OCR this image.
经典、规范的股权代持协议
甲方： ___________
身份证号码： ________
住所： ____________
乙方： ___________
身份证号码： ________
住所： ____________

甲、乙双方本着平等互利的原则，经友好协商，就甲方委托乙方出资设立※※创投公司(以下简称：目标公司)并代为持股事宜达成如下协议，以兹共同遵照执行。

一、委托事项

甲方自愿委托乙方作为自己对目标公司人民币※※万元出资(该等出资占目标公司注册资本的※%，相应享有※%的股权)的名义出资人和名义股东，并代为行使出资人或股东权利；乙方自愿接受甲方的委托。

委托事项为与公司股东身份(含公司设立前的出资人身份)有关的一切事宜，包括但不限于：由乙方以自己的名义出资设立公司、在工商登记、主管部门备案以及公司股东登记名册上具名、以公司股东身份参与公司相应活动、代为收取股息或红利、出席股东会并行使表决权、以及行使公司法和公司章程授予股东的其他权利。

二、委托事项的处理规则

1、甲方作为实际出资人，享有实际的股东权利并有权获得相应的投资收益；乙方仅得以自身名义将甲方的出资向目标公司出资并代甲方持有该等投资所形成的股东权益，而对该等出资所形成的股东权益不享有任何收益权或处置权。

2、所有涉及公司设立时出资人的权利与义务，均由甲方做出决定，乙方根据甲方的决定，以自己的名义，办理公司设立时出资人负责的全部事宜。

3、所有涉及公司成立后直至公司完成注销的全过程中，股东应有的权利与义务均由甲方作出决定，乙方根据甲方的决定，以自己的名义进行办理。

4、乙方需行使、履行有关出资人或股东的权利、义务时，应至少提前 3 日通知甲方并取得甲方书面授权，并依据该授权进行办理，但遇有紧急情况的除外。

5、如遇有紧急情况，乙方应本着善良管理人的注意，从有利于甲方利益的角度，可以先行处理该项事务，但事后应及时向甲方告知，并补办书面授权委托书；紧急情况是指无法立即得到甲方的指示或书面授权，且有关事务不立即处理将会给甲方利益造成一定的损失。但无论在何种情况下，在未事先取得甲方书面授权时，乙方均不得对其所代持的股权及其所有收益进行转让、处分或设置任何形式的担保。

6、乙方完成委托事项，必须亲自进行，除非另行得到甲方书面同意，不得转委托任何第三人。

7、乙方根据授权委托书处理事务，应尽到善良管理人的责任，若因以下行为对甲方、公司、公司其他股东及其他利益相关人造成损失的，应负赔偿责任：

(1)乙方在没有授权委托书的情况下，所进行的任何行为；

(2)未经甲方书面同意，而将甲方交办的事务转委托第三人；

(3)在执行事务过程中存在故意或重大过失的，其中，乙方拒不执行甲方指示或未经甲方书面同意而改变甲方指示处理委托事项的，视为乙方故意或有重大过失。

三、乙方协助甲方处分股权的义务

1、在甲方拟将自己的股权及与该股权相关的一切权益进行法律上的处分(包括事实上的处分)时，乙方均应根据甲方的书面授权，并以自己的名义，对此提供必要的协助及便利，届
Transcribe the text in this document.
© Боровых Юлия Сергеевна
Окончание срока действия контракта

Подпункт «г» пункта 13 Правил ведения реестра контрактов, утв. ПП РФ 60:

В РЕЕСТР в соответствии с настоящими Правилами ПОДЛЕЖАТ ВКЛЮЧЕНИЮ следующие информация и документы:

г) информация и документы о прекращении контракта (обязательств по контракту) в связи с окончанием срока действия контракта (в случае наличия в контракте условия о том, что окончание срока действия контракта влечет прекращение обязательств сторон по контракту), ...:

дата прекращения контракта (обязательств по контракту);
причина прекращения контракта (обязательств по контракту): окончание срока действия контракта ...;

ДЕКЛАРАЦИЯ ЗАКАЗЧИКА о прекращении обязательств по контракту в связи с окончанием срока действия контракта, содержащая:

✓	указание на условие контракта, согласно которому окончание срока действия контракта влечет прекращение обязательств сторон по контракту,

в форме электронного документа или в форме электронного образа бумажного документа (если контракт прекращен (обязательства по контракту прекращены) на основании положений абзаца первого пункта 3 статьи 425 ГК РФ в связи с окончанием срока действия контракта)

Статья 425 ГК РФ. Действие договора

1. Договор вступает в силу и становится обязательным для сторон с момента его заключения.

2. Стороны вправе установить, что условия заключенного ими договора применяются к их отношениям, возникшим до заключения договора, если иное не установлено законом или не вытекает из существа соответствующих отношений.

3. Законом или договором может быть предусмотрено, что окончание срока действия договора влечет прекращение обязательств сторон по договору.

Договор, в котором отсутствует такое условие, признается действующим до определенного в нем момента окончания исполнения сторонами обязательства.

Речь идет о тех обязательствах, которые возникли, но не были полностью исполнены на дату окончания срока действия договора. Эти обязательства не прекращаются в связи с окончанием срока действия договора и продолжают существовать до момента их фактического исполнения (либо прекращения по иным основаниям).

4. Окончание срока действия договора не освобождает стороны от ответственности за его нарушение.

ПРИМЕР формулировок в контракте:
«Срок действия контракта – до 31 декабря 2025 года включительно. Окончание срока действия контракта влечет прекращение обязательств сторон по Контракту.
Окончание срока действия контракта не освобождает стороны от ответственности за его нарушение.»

####

■ **THE TASK**: Take the listing above and write it out again exactly.

■ **OUTPUT BELOW**:
OCR this image.
经典、规范的股权代持协议
甲方： ___________
身份证号码： ________
住所： ____________
乙方： ___________
身份证号码： ________
住所： ____________

甲、乙双方本着平等互利的原则，经友好协商，就甲方委托乙方出资设立※※创投公司(以下简称：目标公司)并代为持股事宜达成如下协议，以兹共同遵照执行。

一、委托事项

甲方自愿委托乙方作为自己对目标公司人民币※※万元出资(该等出资占目标公司注册资本的※%，相应享有※%的股权)的名义出资人和名义股东，并代为行使出资人或股东权利；乙方自愿接受甲方的委托。

委托事项为与公司股东身份(含公司设立前的出资人身份)有关的一切事宜，包括但不限于：由乙方以自己的名义出资设立公司、在工商登记、主管部门备案以及公司股东登记名册上具名、以公司股东身份参与公司相应活动、代为收取股息或红利、出席股东会并行使表决权、以及行使公司法和公司章程授予股东的其他权利。

二、委托事项的处理规则

1、甲方作为实际出资人，享有实际的股东权利并有权获得相应的投资收益；乙方仅得以自身名义将甲方的出资向目标公司出资并代甲方持有该等投资所形成的股东权益，而对该等出资所形成的股东权益不享有任何收益权或处置权。

2、所有涉及公司设立时出资人的权利与义务，均由甲方做出决定，乙方根据甲方的决定，以自己的名义，办理公司设立时出资人负责的全部事宜。

3、所有涉及公司成立后直至公司完成注销的全过程中，股东应有的权利与义务均由甲方作出决定，乙方根据甲方的决定，以自己的名义进行办理。

4、乙方需行使、履行有关出资人或股东的权利、义务时，应至少提前 3 日通知甲方并取得甲方书面授权，并依据该授权进行办理，但遇有紧急情况的除外。

5、如遇有紧急情况，乙方应本着善良管理人的注意，从有利于甲方利益的角度，可以先行处理该项事务，但事后应及时向甲方告知，并补办书面授权委托书；紧急情况是指无法立即得到甲方的指示或书面授权，且有关事务不立即处理将会给甲方利益造成一定的损失。但无论在何种情况下，在未事先取得甲方书面授权时，乙方均不得对其所代持的股权及其所有收益进行转让、处分或设置任何形式的担保。

6、乙方完成委托事项，必须亲自进行，除非另行得到甲方书面同意，不得转委托任何第三人。

7、乙方根据授权委托书处理事务，应尽到善良管理人的责任，若因以下行为对甲方、公司、公司其他股东及其他利益相关人造成损失的，应负赔偿责任：

(1)乙方在没有授权委托书的情况下，所进行的任何行为；

(2)未经甲方书面同意，而将甲方交办的事务转委托第三人；

(3)在执行事务过程中存在故意或重大过失的，其中，乙方拒不执行甲方指示或未经甲方书面同意而改变甲方指示处理委托事项的，视为乙方故意或有重大过失。

三、乙方协助甲方处分股权的义务

1、在甲方拟将自己的股权及与该股权相关的一切权益进行法律上的处分(包括事实上的处分)时，乙方均应根据甲方的书面授权，并以自己的名义，对此提供必要的协助及便利，届
Transcribe the text in this document.
© Боровых Юлия Сергеевна
Окончание срока действия контракта

Подпункт «г» пункта 13 Правил ведения реестра контрактов, утв. ПП РФ 60:

В РЕЕСТР в соответствии с настоящими Правилами ПОДЛЕЖАТ ВКЛЮЧЕНИЮ следующие информация и документы:

г) информация и документы о прекращении контракта (обязательств по контракту) в связи с окончанием срока действия контракта (в случае наличия в контракте условия о том, что окончание срока действия контракта влечет прекращение обязательств сторон по контракту), ...:

дата прекращения контракта (обязательств по контракту);
причина прекращения контракта (обязательств по контракту): окончание срока действия контракта ...;

ДЕКЛАРАЦИЯ ЗАКАЗЧИКА о прекращении обязательств по контракту в связи с окончанием срока действия контракта, содержащая:

✓	указание на условие контракта, согласно которому окончание срока действия контракта влечет прекращение обязательств сторон по контракту,

в форме электронного документа или в форме электронного образа бумажного документа (если контракт прекращен (обязательства по контракту прекращены) на основании положений абзаца первого пункта 3 статьи 425 ГК РФ в связи с окончанием срока действия контракта)

Статья 425 ГК РФ. Действие договора

1. Договор вступает в силу и становится обязательным для сторон с момента его заключения.

2. Стороны вправе установить, что условия заключенного ими договора применяются к их отношениям, возникшим до заключения договора, если иное не установлено законом или не вытекает из существа соответствующих отношений.

3. Законом или договором может быть предусмотрено, что окончание срока действия договора влечет прекращение обязательств сторон по договору.

Договор, в котором отсутствует такое условие, признается действующим до определенного в нем момента окончания исполнения сторонами обязательства.

Речь идет о тех обязательствах, которые возникли, но не были полностью исполнены на дату окончания срока действия договора. Эти обязательства не прекращаются в связи с окончанием срока действия договора и продолжают существовать до момента их фактического исполнения (либо прекращения по иным основаниям).

4. Окончание срока действия договора не освобождает стороны от ответственности за его нарушение.

ПРИМЕР формулировок в контракте:
«Срок действия контракта – до 31 декабря 2025 года включительно. Окончание срока действия контракта влечет прекращение обязательств сторон по Контракту.
Окончание срока действия контракта не освобождает стороны от ответственности за его нарушение.»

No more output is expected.